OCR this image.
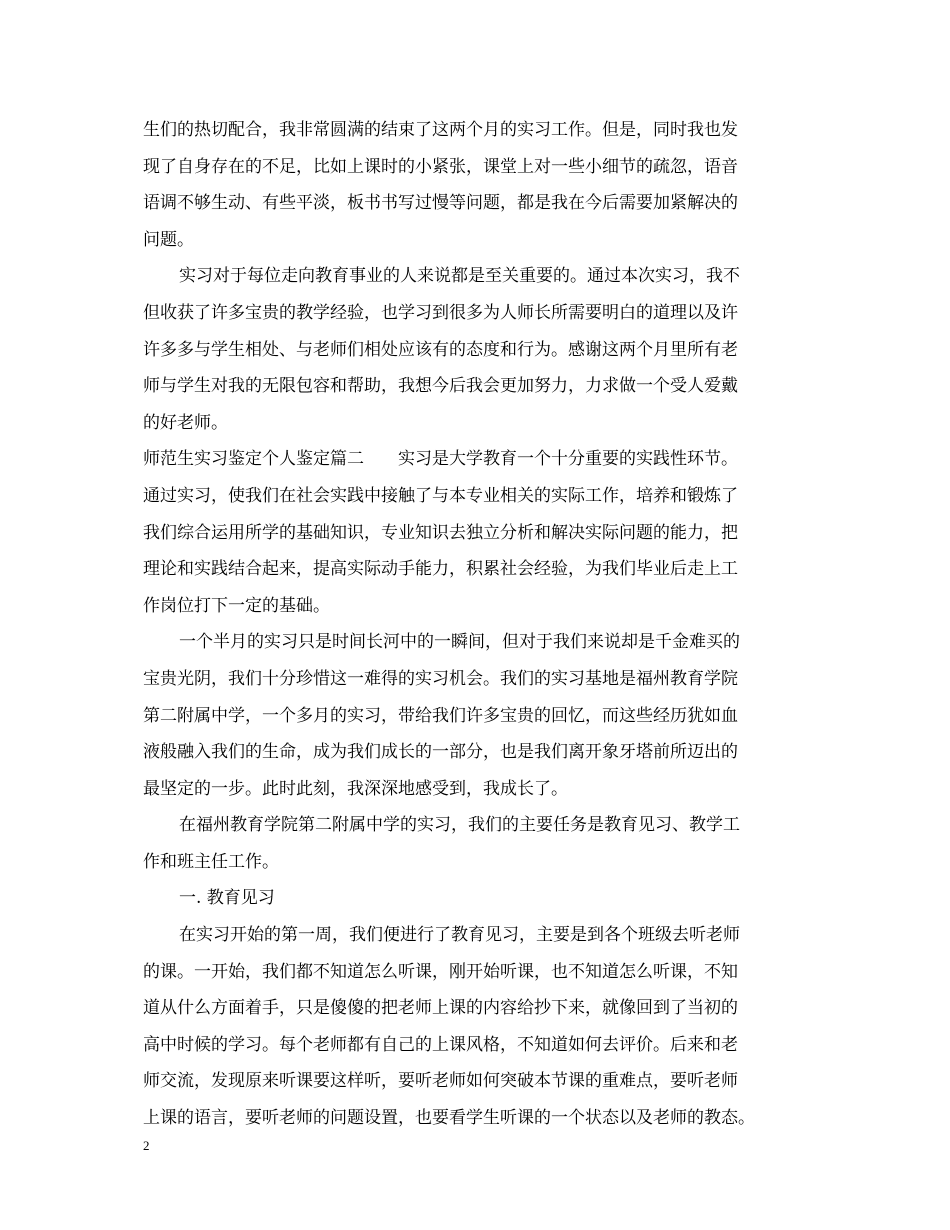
生们的热切配合，我非常圆满的结束了这两个月的实习工作。但是，同时我也发
现了自身存在的不足，比如上课时的小紧张，课堂上对一些小细节的疏忽，语音
语调不够生动、有些平淡，板书书写过慢等问题，都是我在今后需要加紧解决的
问题。
实习对于每位走向教育事业的人来说都是至关重要的。通过本次实习，我不
但收获了许多宝贵的教学经验，也学习到很多为人师长所需要明白的道理以及许
许多多与学生相处、与老师们相处应该有的态度和行为。感谢这两个月里所有老
师与学生对我的无限包容和帮助，我想今后我会更加努力，力求做一个受人爱戴
的好老师。
师范生实习鉴定个人鉴定篇二　　实习是大学教育一个十分重要的实践性环节。
通过实习，使我们在社会实践中接触了与本专业相关的实际工作，培养和锻炼了
我们综合运用所学的基础知识，专业知识去独立分析和解决实际问题的能力，把
理论和实践结合起来，提高实际动手能力，积累社会经验，为我们毕业后走上工
作岗位打下一定的基础。
一个半月的实习只是时间长河中的一瞬间，但对于我们来说却是千金难买的
宝贵光阴，我们十分珍惜这一难得的实习机会。我们的实习基地是福州教育学院
第二附属中学，一个多月的实习，带给我们许多宝贵的回忆，而这些经历犹如血
液般融入我们的生命，成为我们成长的一部分，也是我们离开象牙塔前所迈出的
最坚定的一步。此时此刻，我深深地感受到，我成长了。
在福州教育学院第二附属中学的实习，我们的主要任务是教育见习、教学工
作和班主任工作。
一. 教育见习
在实习开始的第一周，我们便进行了教育见习，主要是到各个班级去听老师
的课。一开始，我们都不知道怎么听课，刚开始听课，也不知道怎么听课，不知
道从什么方面着手，只是傻傻的把老师上课的内容给抄下来，就像回到了当初的
高中时候的学习。每个老师都有自己的上课风格，不知道如何去评价。后来和老
师交流，发现原来听课要这样听，要听老师如何突破本节课的重难点，要听老师
上课的语言，要听老师的问题设置，也要看学生听课的一个状态以及老师的教态。
2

--

--- Your task ---
Exact duplication of all the records is required; pictures are omitted from the copy.

--- Written solution ---
OCR this image.
生们的热切配合，我非常圆满的结束了这两个月的实习工作。但是，同时我也发
现了自身存在的不足，比如上课时的小紧张，课堂上对一些小细节的疏忽，语音
语调不够生动、有些平淡，板书书写过慢等问题，都是我在今后需要加紧解决的
问题。
实习对于每位走向教育事业的人来说都是至关重要的。通过本次实习，我不
但收获了许多宝贵的教学经验，也学习到很多为人师长所需要明白的道理以及许
许多多与学生相处、与老师们相处应该有的态度和行为。感谢这两个月里所有老
师与学生对我的无限包容和帮助，我想今后我会更加努力，力求做一个受人爱戴
的好老师。
师范生实习鉴定个人鉴定篇二　　实习是大学教育一个十分重要的实践性环节。
通过实习，使我们在社会实践中接触了与本专业相关的实际工作，培养和锻炼了
我们综合运用所学的基础知识，专业知识去独立分析和解决实际问题的能力，把
理论和实践结合起来，提高实际动手能力，积累社会经验，为我们毕业后走上工
作岗位打下一定的基础。
一个半月的实习只是时间长河中的一瞬间，但对于我们来说却是千金难买的
宝贵光阴，我们十分珍惜这一难得的实习机会。我们的实习基地是福州教育学院
第二附属中学，一个多月的实习，带给我们许多宝贵的回忆，而这些经历犹如血
液般融入我们的生命，成为我们成长的一部分，也是我们离开象牙塔前所迈出的
最坚定的一步。此时此刻，我深深地感受到，我成长了。
在福州教育学院第二附属中学的实习，我们的主要任务是教育见习、教学工
作和班主任工作。
一. 教育见习
在实习开始的第一周，我们便进行了教育见习，主要是到各个班级去听老师
的课。一开始，我们都不知道怎么听课，刚开始听课，也不知道怎么听课，不知
道从什么方面着手，只是傻傻的把老师上课的内容给抄下来，就像回到了当初的
高中时候的学习。每个老师都有自己的上课风格，不知道如何去评价。后来和老
师交流，发现原来听课要这样听，要听老师如何突破本节课的重难点，要听老师
上课的语言，要听老师的问题设置，也要看学生听课的一个状态以及老师的教态。
2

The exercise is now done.